WHAT IS BEING ASKED:
Below are some records; return each one exactly.

-- start of EXERCISE DATA --

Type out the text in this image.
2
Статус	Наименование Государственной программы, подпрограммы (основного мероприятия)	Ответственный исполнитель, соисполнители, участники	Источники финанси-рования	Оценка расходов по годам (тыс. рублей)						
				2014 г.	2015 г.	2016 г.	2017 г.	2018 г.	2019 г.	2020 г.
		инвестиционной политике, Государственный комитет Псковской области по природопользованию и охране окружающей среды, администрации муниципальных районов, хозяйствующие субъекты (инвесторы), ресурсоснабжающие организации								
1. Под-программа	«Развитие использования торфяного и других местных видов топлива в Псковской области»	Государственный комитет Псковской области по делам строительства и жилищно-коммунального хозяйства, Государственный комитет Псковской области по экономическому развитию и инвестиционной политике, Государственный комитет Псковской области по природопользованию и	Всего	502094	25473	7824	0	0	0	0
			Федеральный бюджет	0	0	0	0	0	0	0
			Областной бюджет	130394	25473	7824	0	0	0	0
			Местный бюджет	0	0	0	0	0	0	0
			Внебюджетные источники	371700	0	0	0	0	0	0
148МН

-- end of EXERCISE DATA --

RESULT:
Type out the text in this image.
2
Статус	Наименование Государственной программы, подпрограммы (основного мероприятия)	Ответственный исполнитель, соисполнители, участники	Источники финанси-рования	Оценка расходов по годам (тыс. рублей)						
				2014 г.	2015 г.	2016 г.	2017 г.	2018 г.	2019 г.	2020 г.
		инвестиционной политике, Государственный комитет Псковской области по природопользованию и охране окружающей среды, администрации муниципальных районов, хозяйствующие субъекты (инвесторы), ресурсоснабжающие организации								
1. Под-программа	«Развитие использования торфяного и других местных видов топлива в Псковской области»	Государственный комитет Псковской области по делам строительства и жилищно-коммунального хозяйства, Государственный комитет Псковской области по экономическому развитию и инвестиционной политике, Государственный комитет Псковской области по природопользованию и	Всего	502094	25473	7824	0	0	0	0
			Федеральный бюджет	0	0	0	0	0	0	0
			Областной бюджет	130394	25473	7824	0	0	0	0
			Местный бюджет	0	0	0	0	0	0	0
			Внебюджетные источники	371700	0	0	0	0	0	0
148МН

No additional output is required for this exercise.